# What you will do
Will you give the material below again, every line exactly as it is?

# Saved entries
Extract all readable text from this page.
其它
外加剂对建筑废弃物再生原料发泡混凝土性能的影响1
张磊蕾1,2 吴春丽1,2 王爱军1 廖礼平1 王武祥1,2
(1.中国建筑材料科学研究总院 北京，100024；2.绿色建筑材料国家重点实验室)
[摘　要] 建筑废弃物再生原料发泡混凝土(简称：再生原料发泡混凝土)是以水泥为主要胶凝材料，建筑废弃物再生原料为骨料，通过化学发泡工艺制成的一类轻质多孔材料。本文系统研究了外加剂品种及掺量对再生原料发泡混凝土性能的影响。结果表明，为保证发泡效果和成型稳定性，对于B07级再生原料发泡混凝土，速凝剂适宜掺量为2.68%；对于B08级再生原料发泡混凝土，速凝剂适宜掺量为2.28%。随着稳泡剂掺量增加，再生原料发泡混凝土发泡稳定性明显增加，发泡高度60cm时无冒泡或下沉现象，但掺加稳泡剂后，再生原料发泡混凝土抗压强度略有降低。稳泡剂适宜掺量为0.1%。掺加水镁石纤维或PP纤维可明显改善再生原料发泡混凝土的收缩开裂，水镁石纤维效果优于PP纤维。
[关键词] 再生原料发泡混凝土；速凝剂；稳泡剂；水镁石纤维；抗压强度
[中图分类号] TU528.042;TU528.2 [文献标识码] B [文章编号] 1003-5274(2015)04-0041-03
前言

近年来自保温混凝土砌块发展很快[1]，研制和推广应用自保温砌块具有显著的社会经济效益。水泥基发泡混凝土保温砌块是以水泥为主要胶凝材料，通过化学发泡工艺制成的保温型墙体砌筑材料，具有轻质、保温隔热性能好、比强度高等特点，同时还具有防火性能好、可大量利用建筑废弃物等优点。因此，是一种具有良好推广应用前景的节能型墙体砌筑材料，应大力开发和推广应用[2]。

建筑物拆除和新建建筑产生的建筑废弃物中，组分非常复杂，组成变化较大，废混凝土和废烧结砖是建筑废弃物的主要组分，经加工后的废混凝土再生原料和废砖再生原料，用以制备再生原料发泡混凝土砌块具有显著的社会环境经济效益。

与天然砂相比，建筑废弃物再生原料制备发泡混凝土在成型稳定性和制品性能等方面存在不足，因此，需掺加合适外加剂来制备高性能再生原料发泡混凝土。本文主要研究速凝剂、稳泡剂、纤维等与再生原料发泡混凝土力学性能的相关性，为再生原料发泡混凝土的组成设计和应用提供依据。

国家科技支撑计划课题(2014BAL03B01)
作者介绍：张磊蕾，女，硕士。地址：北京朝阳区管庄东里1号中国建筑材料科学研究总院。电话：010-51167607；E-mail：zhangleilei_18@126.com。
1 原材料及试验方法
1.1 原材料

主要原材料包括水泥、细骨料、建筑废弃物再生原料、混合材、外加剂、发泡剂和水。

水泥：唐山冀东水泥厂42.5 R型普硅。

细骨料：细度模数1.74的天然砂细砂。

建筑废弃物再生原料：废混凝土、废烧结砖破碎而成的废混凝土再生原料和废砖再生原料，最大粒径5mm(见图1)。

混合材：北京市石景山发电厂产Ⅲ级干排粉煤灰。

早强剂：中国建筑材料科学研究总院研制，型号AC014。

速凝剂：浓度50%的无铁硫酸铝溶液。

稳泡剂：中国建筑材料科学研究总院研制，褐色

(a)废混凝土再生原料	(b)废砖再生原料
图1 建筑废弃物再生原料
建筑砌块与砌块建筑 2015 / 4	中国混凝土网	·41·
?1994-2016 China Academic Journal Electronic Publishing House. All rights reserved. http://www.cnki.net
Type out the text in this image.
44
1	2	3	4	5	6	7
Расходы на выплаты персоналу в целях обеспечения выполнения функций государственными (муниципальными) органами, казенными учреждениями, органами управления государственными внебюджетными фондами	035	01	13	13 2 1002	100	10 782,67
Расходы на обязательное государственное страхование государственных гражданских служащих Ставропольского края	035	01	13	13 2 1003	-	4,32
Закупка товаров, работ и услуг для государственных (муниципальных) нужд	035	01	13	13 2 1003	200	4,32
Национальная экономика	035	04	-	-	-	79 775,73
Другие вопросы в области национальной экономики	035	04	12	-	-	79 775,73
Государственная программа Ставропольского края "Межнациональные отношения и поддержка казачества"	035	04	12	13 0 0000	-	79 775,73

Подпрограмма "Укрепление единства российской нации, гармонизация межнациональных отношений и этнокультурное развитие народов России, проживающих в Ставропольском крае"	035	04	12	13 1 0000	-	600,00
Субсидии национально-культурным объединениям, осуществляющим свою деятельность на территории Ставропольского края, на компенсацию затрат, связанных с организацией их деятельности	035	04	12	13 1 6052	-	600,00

# Correct output
Extract all readable text from this page.
其它
外加剂对建筑废弃物再生原料发泡混凝土性能的影响1
张磊蕾1,2 吴春丽1,2 王爱军1 廖礼平1 王武祥1,2
(1.中国建筑材料科学研究总院 北京，100024；2.绿色建筑材料国家重点实验室)
[摘　要] 建筑废弃物再生原料发泡混凝土(简称：再生原料发泡混凝土)是以水泥为主要胶凝材料，建筑废弃物再生原料为骨料，通过化学发泡工艺制成的一类轻质多孔材料。本文系统研究了外加剂品种及掺量对再生原料发泡混凝土性能的影响。结果表明，为保证发泡效果和成型稳定性，对于B07级再生原料发泡混凝土，速凝剂适宜掺量为2.68%；对于B08级再生原料发泡混凝土，速凝剂适宜掺量为2.28%。随着稳泡剂掺量增加，再生原料发泡混凝土发泡稳定性明显增加，发泡高度60cm时无冒泡或下沉现象，但掺加稳泡剂后，再生原料发泡混凝土抗压强度略有降低。稳泡剂适宜掺量为0.1%。掺加水镁石纤维或PP纤维可明显改善再生原料发泡混凝土的收缩开裂，水镁石纤维效果优于PP纤维。
[关键词] 再生原料发泡混凝土；速凝剂；稳泡剂；水镁石纤维；抗压强度
[中图分类号] TU528.042;TU528.2 [文献标识码] B [文章编号] 1003-5274(2015)04-0041-03
前言

近年来自保温混凝土砌块发展很快[1]，研制和推广应用自保温砌块具有显著的社会经济效益。水泥基发泡混凝土保温砌块是以水泥为主要胶凝材料，通过化学发泡工艺制成的保温型墙体砌筑材料，具有轻质、保温隔热性能好、比强度高等特点，同时还具有防火性能好、可大量利用建筑废弃物等优点。因此，是一种具有良好推广应用前景的节能型墙体砌筑材料，应大力开发和推广应用[2]。

建筑物拆除和新建建筑产生的建筑废弃物中，组分非常复杂，组成变化较大，废混凝土和废烧结砖是建筑废弃物的主要组分，经加工后的废混凝土再生原料和废砖再生原料，用以制备再生原料发泡混凝土砌块具有显著的社会环境经济效益。

与天然砂相比，建筑废弃物再生原料制备发泡混凝土在成型稳定性和制品性能等方面存在不足，因此，需掺加合适外加剂来制备高性能再生原料发泡混凝土。本文主要研究速凝剂、稳泡剂、纤维等与再生原料发泡混凝土力学性能的相关性，为再生原料发泡混凝土的组成设计和应用提供依据。

国家科技支撑计划课题(2014BAL03B01)
作者介绍：张磊蕾，女，硕士。地址：北京朝阳区管庄东里1号中国建筑材料科学研究总院。电话：010-51167607；E-mail：zhangleilei_18@126.com。
1 原材料及试验方法
1.1 原材料

主要原材料包括水泥、细骨料、建筑废弃物再生原料、混合材、外加剂、发泡剂和水。

水泥：唐山冀东水泥厂42.5 R型普硅。

细骨料：细度模数1.74的天然砂细砂。

建筑废弃物再生原料：废混凝土、废烧结砖破碎而成的废混凝土再生原料和废砖再生原料，最大粒径5mm(见图1)。

混合材：北京市石景山发电厂产Ⅲ级干排粉煤灰。

早强剂：中国建筑材料科学研究总院研制，型号AC014。

速凝剂：浓度50%的无铁硫酸铝溶液。

稳泡剂：中国建筑材料科学研究总院研制，褐色

(a)废混凝土再生原料	(b)废砖再生原料
图1 建筑废弃物再生原料
建筑砌块与砌块建筑 2015 / 4	中国混凝土网	·41·
?1994-2016 China Academic Journal Electronic Publishing House. All rights reserved. http://www.cnki.net
Type out the text in this image.
44
1	2	3	4	5	6	7
Расходы на выплаты персоналу в целях обеспечения выполнения функций государственными (муниципальными) органами, казенными учреждениями, органами управления государственными внебюджетными фондами	035	01	13	13 2 1002	100	10 782,67
Расходы на обязательное государственное страхование государственных гражданских служащих Ставропольского края	035	01	13	13 2 1003	-	4,32
Закупка товаров, работ и услуг для государственных (муниципальных) нужд	035	01	13	13 2 1003	200	4,32
Национальная экономика	035	04	-	-	-	79 775,73
Другие вопросы в области национальной экономики	035	04	12	-	-	79 775,73
Государственная программа Ставропольского края "Межнациональные отношения и поддержка казачества"	035	04	12	13 0 0000	-	79 775,73

Подпрограмма "Укрепление единства российской нации, гармонизация межнациональных отношений и этнокультурное развитие народов России, проживающих в Ставропольском крае"	035	04	12	13 1 0000	-	600,00
Субсидии национально-культурным объединениям, осуществляющим свою деятельность на территории Ставропольского края, на компенсацию затрат, связанных с организацией их деятельности	035	04	12	13 1 6052	-	600,00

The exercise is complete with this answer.